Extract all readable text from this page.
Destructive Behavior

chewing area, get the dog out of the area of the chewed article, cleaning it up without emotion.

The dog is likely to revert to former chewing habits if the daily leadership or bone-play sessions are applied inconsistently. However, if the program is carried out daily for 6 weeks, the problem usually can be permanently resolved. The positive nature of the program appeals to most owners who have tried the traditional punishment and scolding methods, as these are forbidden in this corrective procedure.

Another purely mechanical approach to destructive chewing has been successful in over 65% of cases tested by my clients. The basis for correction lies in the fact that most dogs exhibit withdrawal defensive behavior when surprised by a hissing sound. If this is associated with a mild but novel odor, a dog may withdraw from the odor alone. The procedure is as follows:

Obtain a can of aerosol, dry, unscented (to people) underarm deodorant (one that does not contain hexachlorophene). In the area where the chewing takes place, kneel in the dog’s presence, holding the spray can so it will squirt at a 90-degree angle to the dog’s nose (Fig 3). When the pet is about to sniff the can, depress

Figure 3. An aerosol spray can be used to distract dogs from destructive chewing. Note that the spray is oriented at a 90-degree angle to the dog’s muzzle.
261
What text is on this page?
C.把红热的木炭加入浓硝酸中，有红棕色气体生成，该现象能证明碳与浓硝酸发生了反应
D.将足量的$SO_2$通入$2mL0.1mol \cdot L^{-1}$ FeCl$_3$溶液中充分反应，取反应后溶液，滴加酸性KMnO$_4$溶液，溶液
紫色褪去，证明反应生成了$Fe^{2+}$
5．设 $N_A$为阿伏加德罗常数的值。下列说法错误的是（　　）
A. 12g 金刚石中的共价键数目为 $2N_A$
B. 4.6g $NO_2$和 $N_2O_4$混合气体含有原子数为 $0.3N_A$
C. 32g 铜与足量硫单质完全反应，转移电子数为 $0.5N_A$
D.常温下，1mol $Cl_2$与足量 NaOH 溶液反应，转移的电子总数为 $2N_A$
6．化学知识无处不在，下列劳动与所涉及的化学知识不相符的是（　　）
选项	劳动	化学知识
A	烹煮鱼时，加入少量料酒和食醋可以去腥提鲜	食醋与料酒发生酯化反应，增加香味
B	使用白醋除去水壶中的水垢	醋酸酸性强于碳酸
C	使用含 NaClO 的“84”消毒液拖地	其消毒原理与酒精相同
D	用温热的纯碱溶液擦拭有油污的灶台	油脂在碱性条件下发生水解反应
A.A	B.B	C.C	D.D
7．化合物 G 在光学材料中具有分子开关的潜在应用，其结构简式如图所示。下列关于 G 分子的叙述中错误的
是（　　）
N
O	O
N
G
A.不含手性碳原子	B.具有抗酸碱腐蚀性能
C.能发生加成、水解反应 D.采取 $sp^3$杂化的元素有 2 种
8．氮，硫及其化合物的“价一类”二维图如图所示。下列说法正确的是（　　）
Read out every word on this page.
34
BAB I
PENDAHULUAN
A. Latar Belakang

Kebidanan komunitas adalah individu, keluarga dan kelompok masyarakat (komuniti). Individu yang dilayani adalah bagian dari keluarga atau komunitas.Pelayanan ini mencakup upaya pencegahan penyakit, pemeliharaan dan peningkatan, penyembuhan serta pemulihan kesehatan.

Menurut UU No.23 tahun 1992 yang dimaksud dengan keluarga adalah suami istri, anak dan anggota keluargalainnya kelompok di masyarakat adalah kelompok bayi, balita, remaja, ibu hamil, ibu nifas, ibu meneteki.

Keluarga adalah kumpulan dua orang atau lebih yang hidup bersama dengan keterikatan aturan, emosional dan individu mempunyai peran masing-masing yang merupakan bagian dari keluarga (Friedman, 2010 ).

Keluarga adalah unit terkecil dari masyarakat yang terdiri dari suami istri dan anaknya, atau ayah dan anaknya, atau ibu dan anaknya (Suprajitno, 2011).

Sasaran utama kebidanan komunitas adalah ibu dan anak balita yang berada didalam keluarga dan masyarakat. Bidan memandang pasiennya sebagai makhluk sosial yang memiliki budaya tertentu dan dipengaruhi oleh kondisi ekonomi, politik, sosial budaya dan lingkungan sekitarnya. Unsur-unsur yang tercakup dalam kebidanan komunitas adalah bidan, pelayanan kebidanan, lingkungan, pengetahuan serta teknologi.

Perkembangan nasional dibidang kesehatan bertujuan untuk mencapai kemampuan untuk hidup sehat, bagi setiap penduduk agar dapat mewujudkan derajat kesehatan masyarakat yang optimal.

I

--- TASK PROMPT ---
Extract the entries above verbatim.

--- EXERCISE OUTPUT ---
Extract all readable text from this page.
Destructive Behavior

chewing area, get the dog out of the area of the chewed article, cleaning it up without emotion.

The dog is likely to revert to former chewing habits if the daily leadership or bone-play sessions are applied inconsistently. However, if the program is carried out daily for 6 weeks, the problem usually can be permanently resolved. The positive nature of the program appeals to most owners who have tried the traditional punishment and scolding methods, as these are forbidden in this corrective procedure.

Another purely mechanical approach to destructive chewing has been successful in over 65% of cases tested by my clients. The basis for correction lies in the fact that most dogs exhibit withdrawal defensive behavior when surprised by a hissing sound. If this is associated with a mild but novel odor, a dog may withdraw from the odor alone. The procedure is as follows:

Obtain a can of aerosol, dry, unscented (to people) underarm deodorant (one that does not contain hexachlorophene). In the area where the chewing takes place, kneel in the dog’s presence, holding the spray can so it will squirt at a 90-degree angle to the dog’s nose (Fig 3). When the pet is about to sniff the can, depress

Figure 3. An aerosol spray can be used to distract dogs from destructive chewing. Note that the spray is oriented at a 90-degree angle to the dog’s muzzle.
261
What text is on this page?
C.把红热的木炭加入浓硝酸中，有红棕色气体生成，该现象能证明碳与浓硝酸发生了反应
D.将足量的$SO_2$通入$2mL0.1mol \cdot L^{-1}$ FeCl$_3$溶液中充分反应，取反应后溶液，滴加酸性KMnO$_4$溶液，溶液
紫色褪去，证明反应生成了$Fe^{2+}$
5．设 $N_A$为阿伏加德罗常数的值。下列说法错误的是（　　）
A. 12g 金刚石中的共价键数目为 $2N_A$
B. 4.6g $NO_2$和 $N_2O_4$混合气体含有原子数为 $0.3N_A$
C. 32g 铜与足量硫单质完全反应，转移电子数为 $0.5N_A$
D.常温下，1mol $Cl_2$与足量 NaOH 溶液反应，转移的电子总数为 $2N_A$
6．化学知识无处不在，下列劳动与所涉及的化学知识不相符的是（　　）
选项	劳动	化学知识
A	烹煮鱼时，加入少量料酒和食醋可以去腥提鲜	食醋与料酒发生酯化反应，增加香味
B	使用白醋除去水壶中的水垢	醋酸酸性强于碳酸
C	使用含 NaClO 的“84”消毒液拖地	其消毒原理与酒精相同
D	用温热的纯碱溶液擦拭有油污的灶台	油脂在碱性条件下发生水解反应
A.A	B.B	C.C	D.D
7．化合物 G 在光学材料中具有分子开关的潜在应用，其结构简式如图所示。下列关于 G 分子的叙述中错误的
是（　　）
N
O	O
N
G
A.不含手性碳原子	B.具有抗酸碱腐蚀性能
C.能发生加成、水解反应 D.采取 $sp^3$杂化的元素有 2 种
8．氮，硫及其化合物的“价一类”二维图如图所示。下列说法正确的是（　　）
Read out every word on this page.
34
BAB I
PENDAHULUAN
A. Latar Belakang

Kebidanan komunitas adalah individu, keluarga dan kelompok masyarakat (komuniti). Individu yang dilayani adalah bagian dari keluarga atau komunitas.Pelayanan ini mencakup upaya pencegahan penyakit, pemeliharaan dan peningkatan, penyembuhan serta pemulihan kesehatan.

Menurut UU No.23 tahun 1992 yang dimaksud dengan keluarga adalah suami istri, anak dan anggota keluargalainnya kelompok di masyarakat adalah kelompok bayi, balita, remaja, ibu hamil, ibu nifas, ibu meneteki.

Keluarga adalah kumpulan dua orang atau lebih yang hidup bersama dengan keterikatan aturan, emosional dan individu mempunyai peran masing-masing yang merupakan bagian dari keluarga (Friedman, 2010 ).

Keluarga adalah unit terkecil dari masyarakat yang terdiri dari suami istri dan anaknya, atau ayah dan anaknya, atau ibu dan anaknya (Suprajitno, 2011).

Sasaran utama kebidanan komunitas adalah ibu dan anak balita yang berada didalam keluarga dan masyarakat. Bidan memandang pasiennya sebagai makhluk sosial yang memiliki budaya tertentu dan dipengaruhi oleh kondisi ekonomi, politik, sosial budaya dan lingkungan sekitarnya. Unsur-unsur yang tercakup dalam kebidanan komunitas adalah bidan, pelayanan kebidanan, lingkungan, pengetahuan serta teknologi.

Perkembangan nasional dibidang kesehatan bertujuan untuk mencapai kemampuan untuk hidup sehat, bagi setiap penduduk agar dapat mewujudkan derajat kesehatan masyarakat yang optimal.

I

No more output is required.